(Excerpts from a figure dataset)

━━━━━━━━

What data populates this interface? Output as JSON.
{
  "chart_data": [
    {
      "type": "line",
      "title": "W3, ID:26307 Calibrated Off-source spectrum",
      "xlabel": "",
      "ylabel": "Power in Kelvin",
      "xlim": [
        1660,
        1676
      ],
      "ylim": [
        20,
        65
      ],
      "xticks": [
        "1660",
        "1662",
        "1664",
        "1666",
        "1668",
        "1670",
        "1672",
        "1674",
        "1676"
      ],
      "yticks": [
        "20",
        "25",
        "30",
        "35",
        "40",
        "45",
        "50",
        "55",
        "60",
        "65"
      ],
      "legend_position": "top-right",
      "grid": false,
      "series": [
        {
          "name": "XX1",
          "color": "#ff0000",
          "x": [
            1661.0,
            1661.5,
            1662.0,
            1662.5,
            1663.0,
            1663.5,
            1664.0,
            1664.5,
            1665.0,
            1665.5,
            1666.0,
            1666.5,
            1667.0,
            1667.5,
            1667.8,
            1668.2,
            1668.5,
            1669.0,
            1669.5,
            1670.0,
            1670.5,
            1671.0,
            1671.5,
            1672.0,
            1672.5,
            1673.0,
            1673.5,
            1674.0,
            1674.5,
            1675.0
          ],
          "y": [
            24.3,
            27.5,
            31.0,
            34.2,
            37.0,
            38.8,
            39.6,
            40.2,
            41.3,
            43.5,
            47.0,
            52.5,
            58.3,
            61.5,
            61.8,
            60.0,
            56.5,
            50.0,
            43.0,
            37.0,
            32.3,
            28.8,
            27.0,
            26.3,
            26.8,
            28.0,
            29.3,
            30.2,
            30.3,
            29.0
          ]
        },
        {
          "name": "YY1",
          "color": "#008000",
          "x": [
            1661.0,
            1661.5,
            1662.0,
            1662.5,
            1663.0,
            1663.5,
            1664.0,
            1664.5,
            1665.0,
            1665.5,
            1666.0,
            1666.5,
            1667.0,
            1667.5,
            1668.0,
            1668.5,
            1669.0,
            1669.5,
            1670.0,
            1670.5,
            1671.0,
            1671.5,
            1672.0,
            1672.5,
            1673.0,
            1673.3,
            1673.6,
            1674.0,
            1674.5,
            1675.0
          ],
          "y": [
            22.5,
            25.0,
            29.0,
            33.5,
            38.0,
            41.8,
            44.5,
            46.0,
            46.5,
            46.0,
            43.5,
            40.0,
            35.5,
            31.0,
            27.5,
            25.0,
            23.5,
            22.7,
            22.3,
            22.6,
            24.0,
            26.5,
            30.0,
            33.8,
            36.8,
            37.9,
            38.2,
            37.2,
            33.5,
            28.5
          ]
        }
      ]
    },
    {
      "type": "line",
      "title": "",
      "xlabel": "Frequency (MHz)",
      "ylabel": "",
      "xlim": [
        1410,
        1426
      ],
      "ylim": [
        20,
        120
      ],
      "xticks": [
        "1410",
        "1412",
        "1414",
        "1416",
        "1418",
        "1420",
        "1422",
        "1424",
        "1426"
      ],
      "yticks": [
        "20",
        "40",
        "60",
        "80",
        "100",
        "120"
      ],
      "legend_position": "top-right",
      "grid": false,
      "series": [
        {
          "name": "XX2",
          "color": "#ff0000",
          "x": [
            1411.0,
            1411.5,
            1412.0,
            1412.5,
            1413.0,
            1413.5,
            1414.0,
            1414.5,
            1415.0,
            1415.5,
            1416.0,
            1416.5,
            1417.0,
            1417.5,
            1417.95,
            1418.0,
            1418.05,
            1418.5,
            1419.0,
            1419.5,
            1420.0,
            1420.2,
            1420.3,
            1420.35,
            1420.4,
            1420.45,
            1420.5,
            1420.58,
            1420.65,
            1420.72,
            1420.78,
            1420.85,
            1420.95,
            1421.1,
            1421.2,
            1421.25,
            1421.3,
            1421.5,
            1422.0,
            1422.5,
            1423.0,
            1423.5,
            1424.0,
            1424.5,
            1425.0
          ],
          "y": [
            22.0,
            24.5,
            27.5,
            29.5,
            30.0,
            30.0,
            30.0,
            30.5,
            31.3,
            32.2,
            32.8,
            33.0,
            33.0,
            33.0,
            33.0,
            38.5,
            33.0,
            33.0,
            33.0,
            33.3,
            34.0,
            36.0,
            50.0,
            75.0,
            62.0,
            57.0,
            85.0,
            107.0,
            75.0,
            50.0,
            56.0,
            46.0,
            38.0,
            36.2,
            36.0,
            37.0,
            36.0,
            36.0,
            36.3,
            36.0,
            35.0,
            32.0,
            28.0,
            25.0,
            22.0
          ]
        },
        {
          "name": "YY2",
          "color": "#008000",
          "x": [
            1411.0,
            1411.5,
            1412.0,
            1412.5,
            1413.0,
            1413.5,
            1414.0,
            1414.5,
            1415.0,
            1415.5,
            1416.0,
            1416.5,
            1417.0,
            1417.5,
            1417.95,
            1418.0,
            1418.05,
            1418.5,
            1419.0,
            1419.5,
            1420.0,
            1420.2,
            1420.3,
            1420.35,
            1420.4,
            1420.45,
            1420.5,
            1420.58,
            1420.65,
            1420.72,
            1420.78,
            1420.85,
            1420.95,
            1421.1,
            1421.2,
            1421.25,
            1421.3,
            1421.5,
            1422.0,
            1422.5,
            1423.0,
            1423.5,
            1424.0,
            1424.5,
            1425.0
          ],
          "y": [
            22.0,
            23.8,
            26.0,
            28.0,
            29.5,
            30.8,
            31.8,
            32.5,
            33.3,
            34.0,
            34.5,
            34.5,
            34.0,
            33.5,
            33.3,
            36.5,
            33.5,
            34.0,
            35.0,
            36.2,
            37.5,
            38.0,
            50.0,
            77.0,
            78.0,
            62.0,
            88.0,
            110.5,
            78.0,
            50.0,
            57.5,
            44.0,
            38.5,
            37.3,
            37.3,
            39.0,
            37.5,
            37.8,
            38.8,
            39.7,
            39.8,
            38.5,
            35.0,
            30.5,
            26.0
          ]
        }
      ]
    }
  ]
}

━━━━━━━━

- [WHAT IS EXPECTED]
Can you restate every record above word for word?

- [TASK RESPONSE]
What data populates this interface? Output as JSON.
{
  "chart_data": [
    {
      "type": "line",
      "title": "W3, ID:26307 Calibrated Off-source spectrum",
      "xlabel": "",
      "ylabel": "Power in Kelvin",
      "xlim": [
        1660,
        1676
      ],
      "ylim": [
        20,
        65
      ],
      "xticks": [
        "1660",
        "1662",
        "1664",
        "1666",
        "1668",
        "1670",
        "1672",
        "1674",
        "1676"
      ],
      "yticks": [
        "20",
        "25",
        "30",
        "35",
        "40",
        "45",
        "50",
        "55",
        "60",
        "65"
      ],
      "legend_position": "top-right",
      "grid": false,
      "series": [
        {
          "name": "XX1",
          "color": "#ff0000",
          "x": [
            1661.0,
            1661.5,
            1662.0,
            1662.5,
            1663.0,
            1663.5,
            1664.0,
            1664.5,
            1665.0,
            1665.5,
            1666.0,
            1666.5,
            1667.0,
            1667.5,
            1667.8,
            1668.2,
            1668.5,
            1669.0,
            1669.5,
            1670.0,
            1670.5,
            1671.0,
            1671.5,
            1672.0,
            1672.5,
            1673.0,
            1673.5,
            1674.0,
            1674.5,
            1675.0
          ],
          "y": [
            24.3,
            27.5,
            31.0,
            34.2,
            37.0,
            38.8,
            39.6,
            40.2,
            41.3,
            43.5,
            47.0,
            52.5,
            58.3,
            61.5,
            61.8,
            60.0,
            56.5,
            50.0,
            43.0,
            37.0,
            32.3,
            28.8,
            27.0,
            26.3,
            26.8,
            28.0,
            29.3,
            30.2,
            30.3,
            29.0
          ]
        },
        {
          "name": "YY1",
          "color": "#008000",
          "x": [
            1661.0,
            1661.5,
            1662.0,
            1662.5,
            1663.0,
            1663.5,
            1664.0,
            1664.5,
            1665.0,
            1665.5,
            1666.0,
            1666.5,
            1667.0,
            1667.5,
            1668.0,
            1668.5,
            1669.0,
            1669.5,
            1670.0,
            1670.5,
            1671.0,
            1671.5,
            1672.0,
            1672.5,
            1673.0,
            1673.3,
            1673.6,
            1674.0,
            1674.5,
            1675.0
          ],
          "y": [
            22.5,
            25.0,
            29.0,
            33.5,
            38.0,
            41.8,
            44.5,
            46.0,
            46.5,
            46.0,
            43.5,
            40.0,
            35.5,
            31.0,
            27.5,
            25.0,
            23.5,
            22.7,
            22.3,
            22.6,
            24.0,
            26.5,
            30.0,
            33.8,
            36.8,
            37.9,
            38.2,
            37.2,
            33.5,
            28.5
          ]
        }
      ]
    },
    {
      "type": "line",
      "title": "",
      "xlabel": "Frequency (MHz)",
      "ylabel": "",
      "xlim": [
        1410,
        1426
      ],
      "ylim": [
        20,
        120
      ],
      "xticks": [
        "1410",
        "1412",
        "1414",
        "1416",
        "1418",
        "1420",
        "1422",
        "1424",
        "1426"
      ],
      "yticks": [
        "20",
        "40",
        "60",
        "80",
        "100",
        "120"
      ],
      "legend_position": "top-right",
      "grid": false,
      "series": [
        {
          "name": "XX2",
          "color": "#ff0000",
          "x": [
            1411.0,
            1411.5,
            1412.0,
            1412.5,
            1413.0,
            1413.5,
            1414.0,
            1414.5,
            1415.0,
            1415.5,
            1416.0,
            1416.5,
            1417.0,
            1417.5,
            1417.95,
            1418.0,
            1418.05,
            1418.5,
            1419.0,
            1419.5,
            1420.0,
            1420.2,
            1420.3,
            1420.35,
            1420.4,
            1420.45,
            1420.5,
            1420.58,
            1420.65,
            1420.72,
            1420.78,
            1420.85,
            1420.95,
            1421.1,
            1421.2,
            1421.25,
            1421.3,
            1421.5,
            1422.0,
            1422.5,
            1423.0,
            1423.5,
            1424.0,
            1424.5,
            1425.0
          ],
          "y": [
            22.0,
            24.5,
            27.5,
            29.5,
            30.0,
            30.0,
            30.0,
            30.5,
            31.3,
            32.2,
            32.8,
            33.0,
            33.0,
            33.0,
            33.0,
            38.5,
            33.0,
            33.0,
            33.0,
            33.3,
            34.0,
            36.0,
            50.0,
            75.0,
            62.0,
            57.0,
            85.0,
            107.0,
            75.0,
            50.0,
            56.0,
            46.0,
            38.0,
            36.2,
            36.0,
            37.0,
            36.0,
            36.0,
            36.3,
            36.0,
            35.0,
            32.0,
            28.0,
            25.0,
            22.0
          ]
        },
        {
          "name": "YY2",
          "color": "#008000",
          "x": [
            1411.0,
            1411.5,
            1412.0,
            1412.5,
            1413.0,
            1413.5,
            1414.0,
            1414.5,
            1415.0,
            1415.5,
            1416.0,
            1416.5,
            1417.0,
            1417.5,
            1417.95,
            1418.0,
            1418.05,
            1418.5,
            1419.0,
            1419.5,
            1420.0,
            1420.2,
            1420.3,
            1420.35,
            1420.4,
            1420.45,
            1420.5,
            1420.58,
            1420.65,
            1420.72,
            1420.78,
            1420.85,
            1420.95,
            1421.1,
            1421.2,
            1421.25,
            1421.3,
            1421.5,
            1422.0,
            1422.5,
            1423.0,
            1423.5,
            1424.0,
            1424.5,
            1425.0
          ],
          "y": [
            22.0,
            23.8,
            26.0,
            28.0,
            29.5,
            30.8,
            31.8,
            32.5,
            33.3,
            34.0,
            34.5,
            34.5,
            34.0,
            33.5,
            33.3,
            36.5,
            33.5,
            34.0,
            35.0,
            36.2,
            37.5,
            38.0,
            50.0,
            77.0,
            78.0,
            62.0,
            88.0,
            110.5,
            78.0,
            50.0,
            57.5,
            44.0,
            38.5,
            37.3,
            37.3,
            39.0,
            37.5,
            37.8,
            38.8,
            39.7,
            39.8,
            38.5,
            35.0,
            30.5,
            26.0
          ]
        }
      ]
    }
  ]
}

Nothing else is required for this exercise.